_WRITTEN INSTRUCTION:_
Extract each line from the entries below that has the string "pattern" in it.

_DATA PROVIDED:_
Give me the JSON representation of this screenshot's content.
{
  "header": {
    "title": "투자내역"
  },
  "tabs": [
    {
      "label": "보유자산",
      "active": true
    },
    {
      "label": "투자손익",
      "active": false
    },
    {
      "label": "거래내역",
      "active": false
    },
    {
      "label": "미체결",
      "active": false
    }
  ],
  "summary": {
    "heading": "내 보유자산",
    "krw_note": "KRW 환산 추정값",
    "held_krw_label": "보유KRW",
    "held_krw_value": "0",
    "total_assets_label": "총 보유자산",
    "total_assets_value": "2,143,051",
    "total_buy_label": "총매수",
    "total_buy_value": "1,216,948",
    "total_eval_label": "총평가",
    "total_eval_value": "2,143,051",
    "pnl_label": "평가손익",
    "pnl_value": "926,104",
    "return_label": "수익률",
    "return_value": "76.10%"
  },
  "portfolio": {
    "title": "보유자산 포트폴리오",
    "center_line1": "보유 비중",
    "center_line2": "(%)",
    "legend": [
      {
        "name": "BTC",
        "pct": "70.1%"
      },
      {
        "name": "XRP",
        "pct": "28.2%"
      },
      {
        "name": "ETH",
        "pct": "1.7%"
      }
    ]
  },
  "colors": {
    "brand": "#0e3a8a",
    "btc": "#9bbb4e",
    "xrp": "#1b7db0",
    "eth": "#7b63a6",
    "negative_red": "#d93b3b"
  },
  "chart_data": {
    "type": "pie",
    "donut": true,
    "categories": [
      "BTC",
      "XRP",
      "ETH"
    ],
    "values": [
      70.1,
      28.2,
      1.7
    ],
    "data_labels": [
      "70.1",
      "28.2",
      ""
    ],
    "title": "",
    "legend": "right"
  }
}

...

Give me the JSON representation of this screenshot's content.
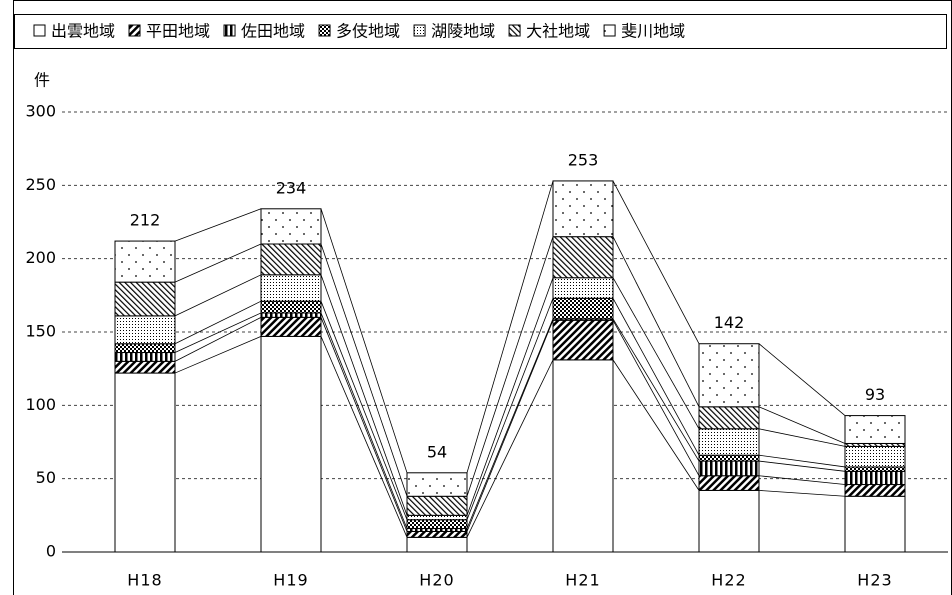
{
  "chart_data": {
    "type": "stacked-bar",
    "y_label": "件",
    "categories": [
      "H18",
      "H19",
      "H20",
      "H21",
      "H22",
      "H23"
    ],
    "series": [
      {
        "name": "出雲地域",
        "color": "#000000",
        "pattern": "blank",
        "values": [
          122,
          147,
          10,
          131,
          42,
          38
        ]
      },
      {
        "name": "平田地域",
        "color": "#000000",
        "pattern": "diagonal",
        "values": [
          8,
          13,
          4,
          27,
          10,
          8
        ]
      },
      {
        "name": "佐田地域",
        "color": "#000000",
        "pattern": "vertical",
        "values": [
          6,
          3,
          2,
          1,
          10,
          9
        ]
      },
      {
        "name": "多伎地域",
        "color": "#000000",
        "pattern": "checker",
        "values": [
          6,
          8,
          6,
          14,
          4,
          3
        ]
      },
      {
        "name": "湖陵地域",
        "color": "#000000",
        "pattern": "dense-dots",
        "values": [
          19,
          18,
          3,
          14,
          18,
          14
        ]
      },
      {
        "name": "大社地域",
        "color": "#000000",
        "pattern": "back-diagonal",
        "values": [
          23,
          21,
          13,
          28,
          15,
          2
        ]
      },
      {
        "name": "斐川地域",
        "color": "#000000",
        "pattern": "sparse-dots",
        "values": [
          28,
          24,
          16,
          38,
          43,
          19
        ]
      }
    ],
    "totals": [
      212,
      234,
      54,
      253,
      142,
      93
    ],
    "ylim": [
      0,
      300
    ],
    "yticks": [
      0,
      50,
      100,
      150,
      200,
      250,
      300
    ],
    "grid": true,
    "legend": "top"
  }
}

_ANSWER TO THIS PROBLEM:_
        "pattern": "blank",
        "pattern": "diagonal",
        "pattern": "vertical",
        "pattern": "checker",
        "pattern": "dense-dots",
        "pattern": "back-diagonal",
        "pattern": "sparse-dots",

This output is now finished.